» **To do**
• A. In the text on strategic agility, what do customers now make more purchases to achieve?
• B. From the text on strategic agility, repeat everything from "This has proven" down to "or end user.".

» **Supplied text**
-------------------------
This has proven to be a direct and strategic agile way of meeting the fast changes in customer demand.

So how to become really agile?

As noted by Steve Denning[3]: To enable Strategic agility and thus market-creating value, it “involves a shift in thinking from the known to the unknown — from existing products to unknown products, and from users to non-users of the firm’s products. It also means a shift from thinking of outputs of the organization to considering outcomes for the customer or end user.

Customers, in turn, are making fewer purchases to accumulate physical things and more purchases to achieve outcomes, convenience, and value.”

Corporate organizations can keep trying to shift thinking, identify needs & platforms, acquire new competencies, create more workshops, reports, business cases and playbooks – again facing the C-level constraints and the need to fundamentally transform company focus and conversation.
-------------------------
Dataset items

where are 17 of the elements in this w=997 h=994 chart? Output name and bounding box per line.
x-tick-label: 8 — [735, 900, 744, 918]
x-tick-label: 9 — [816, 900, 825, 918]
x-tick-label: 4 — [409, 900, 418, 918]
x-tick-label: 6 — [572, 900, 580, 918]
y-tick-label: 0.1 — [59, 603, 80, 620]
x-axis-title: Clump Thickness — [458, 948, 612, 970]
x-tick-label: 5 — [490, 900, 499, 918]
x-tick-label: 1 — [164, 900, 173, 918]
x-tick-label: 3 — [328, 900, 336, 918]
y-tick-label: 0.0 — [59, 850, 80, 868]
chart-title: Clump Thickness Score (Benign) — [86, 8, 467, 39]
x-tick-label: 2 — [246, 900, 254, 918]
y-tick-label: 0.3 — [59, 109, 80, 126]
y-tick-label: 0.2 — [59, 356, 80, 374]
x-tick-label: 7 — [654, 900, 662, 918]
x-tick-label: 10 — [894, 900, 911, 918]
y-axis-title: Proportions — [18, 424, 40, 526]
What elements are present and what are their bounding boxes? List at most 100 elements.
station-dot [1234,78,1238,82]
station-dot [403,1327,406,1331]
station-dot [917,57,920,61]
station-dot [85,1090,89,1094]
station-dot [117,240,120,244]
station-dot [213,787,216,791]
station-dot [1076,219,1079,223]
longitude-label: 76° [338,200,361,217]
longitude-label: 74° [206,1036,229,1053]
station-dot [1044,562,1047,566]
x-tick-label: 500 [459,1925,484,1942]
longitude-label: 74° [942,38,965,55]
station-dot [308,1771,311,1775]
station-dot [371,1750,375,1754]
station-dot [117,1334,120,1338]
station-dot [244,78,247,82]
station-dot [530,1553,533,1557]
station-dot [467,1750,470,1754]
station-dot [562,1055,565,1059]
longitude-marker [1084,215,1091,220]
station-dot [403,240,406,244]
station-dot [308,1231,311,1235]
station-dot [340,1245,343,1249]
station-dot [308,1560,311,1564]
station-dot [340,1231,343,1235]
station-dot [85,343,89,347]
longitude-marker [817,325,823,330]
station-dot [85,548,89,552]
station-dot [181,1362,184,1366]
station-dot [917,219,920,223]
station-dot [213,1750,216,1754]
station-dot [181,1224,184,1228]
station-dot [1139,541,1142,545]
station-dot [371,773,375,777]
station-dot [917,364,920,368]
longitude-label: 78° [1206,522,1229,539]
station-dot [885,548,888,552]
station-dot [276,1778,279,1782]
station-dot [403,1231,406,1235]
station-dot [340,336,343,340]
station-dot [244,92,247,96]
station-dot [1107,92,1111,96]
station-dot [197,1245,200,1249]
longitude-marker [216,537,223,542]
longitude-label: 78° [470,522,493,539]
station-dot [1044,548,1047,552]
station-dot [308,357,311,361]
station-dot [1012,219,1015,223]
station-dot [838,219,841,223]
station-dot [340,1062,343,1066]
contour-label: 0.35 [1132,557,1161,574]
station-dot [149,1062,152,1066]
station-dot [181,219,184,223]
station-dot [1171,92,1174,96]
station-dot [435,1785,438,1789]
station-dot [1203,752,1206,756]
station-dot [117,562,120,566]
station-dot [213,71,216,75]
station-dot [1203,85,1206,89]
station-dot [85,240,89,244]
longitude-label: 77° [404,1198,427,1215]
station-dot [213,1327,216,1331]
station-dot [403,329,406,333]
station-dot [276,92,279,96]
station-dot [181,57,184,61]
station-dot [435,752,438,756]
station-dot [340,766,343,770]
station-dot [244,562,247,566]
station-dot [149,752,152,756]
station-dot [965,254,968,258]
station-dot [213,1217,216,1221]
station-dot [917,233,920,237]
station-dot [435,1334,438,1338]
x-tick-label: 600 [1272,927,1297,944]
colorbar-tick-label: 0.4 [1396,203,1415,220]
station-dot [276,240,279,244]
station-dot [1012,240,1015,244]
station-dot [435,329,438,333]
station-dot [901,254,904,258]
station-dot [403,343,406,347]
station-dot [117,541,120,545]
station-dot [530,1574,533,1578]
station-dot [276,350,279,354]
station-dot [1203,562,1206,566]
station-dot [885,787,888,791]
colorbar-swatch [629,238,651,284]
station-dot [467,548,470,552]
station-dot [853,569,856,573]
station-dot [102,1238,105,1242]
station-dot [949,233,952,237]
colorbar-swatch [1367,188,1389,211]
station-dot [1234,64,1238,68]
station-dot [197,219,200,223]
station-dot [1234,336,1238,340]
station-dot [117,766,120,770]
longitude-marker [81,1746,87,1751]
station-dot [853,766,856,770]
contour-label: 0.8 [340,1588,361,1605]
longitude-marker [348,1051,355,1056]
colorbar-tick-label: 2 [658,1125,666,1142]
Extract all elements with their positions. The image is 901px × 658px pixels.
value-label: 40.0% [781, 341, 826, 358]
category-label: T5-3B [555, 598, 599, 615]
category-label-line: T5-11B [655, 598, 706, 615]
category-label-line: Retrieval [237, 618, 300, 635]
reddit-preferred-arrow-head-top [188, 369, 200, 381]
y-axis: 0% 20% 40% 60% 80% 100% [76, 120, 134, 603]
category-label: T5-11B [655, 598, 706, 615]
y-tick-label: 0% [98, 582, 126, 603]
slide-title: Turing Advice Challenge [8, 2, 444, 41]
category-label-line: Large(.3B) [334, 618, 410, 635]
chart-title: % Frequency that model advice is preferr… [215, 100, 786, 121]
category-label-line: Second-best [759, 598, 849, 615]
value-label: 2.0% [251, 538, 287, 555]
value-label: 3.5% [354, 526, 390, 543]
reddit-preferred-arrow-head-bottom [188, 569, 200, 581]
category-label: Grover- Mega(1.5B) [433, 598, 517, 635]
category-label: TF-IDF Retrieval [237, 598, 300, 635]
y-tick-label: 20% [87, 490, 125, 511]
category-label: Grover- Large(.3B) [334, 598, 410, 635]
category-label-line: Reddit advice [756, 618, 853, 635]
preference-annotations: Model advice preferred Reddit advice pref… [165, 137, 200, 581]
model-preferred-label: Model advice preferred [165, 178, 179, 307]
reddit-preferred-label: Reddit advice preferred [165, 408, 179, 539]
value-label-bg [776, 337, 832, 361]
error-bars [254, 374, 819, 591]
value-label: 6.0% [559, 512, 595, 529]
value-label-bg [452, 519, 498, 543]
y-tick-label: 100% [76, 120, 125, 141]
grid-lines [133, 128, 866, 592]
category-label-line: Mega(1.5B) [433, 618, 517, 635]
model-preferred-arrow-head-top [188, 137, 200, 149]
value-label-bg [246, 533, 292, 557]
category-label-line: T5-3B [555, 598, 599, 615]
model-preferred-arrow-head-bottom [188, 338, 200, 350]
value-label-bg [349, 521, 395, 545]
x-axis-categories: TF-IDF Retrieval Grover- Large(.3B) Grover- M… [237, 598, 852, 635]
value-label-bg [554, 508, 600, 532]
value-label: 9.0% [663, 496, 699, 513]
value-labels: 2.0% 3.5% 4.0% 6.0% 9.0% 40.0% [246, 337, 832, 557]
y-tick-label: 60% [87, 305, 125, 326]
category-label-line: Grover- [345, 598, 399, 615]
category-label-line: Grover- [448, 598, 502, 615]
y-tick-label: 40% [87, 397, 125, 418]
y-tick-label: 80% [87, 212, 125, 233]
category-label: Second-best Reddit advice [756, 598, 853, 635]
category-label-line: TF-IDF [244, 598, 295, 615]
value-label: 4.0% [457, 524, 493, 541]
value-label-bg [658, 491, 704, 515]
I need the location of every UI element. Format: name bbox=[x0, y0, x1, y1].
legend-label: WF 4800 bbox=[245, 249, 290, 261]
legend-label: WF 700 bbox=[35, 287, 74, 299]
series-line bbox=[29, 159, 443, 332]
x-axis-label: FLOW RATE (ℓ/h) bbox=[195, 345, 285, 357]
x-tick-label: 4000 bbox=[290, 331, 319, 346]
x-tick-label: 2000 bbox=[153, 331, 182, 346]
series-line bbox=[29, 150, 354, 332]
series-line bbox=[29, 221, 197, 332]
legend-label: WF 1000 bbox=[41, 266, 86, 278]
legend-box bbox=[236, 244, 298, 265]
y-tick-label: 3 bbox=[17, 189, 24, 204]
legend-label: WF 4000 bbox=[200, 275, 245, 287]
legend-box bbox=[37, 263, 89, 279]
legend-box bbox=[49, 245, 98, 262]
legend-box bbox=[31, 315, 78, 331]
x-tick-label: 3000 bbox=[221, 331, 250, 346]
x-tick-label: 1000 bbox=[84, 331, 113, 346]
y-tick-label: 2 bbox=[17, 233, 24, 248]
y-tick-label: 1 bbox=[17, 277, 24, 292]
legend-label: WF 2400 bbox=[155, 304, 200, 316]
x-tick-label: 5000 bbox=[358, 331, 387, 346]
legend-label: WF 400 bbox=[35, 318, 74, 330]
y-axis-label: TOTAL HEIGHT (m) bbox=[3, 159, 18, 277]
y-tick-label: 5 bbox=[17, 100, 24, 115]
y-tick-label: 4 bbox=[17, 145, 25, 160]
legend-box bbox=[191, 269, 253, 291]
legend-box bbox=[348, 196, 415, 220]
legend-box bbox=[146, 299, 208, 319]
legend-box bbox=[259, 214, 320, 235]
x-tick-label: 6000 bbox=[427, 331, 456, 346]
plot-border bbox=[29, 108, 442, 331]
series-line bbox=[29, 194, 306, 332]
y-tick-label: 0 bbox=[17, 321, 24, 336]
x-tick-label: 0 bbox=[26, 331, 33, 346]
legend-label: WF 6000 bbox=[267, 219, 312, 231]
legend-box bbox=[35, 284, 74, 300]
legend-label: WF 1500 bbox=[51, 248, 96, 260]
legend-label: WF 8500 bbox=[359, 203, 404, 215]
-------------------------
» **Replies**
• A. Outcomes, convenience, and value.

• B.
This has proven to be a direct and strategic agile way of meeting the fast changes in customer demand.

So how to become really agile?

As noted by Steve Denning[3]: To enable Strategic agility and thus market-creating value, it “involves a shift in thinking from the known to the unknown — from existing products to unknown products, and from users to non-users of the firm’s products. It also means a shift from thinking of outputs of the organization to considering outcomes for the customer or end user.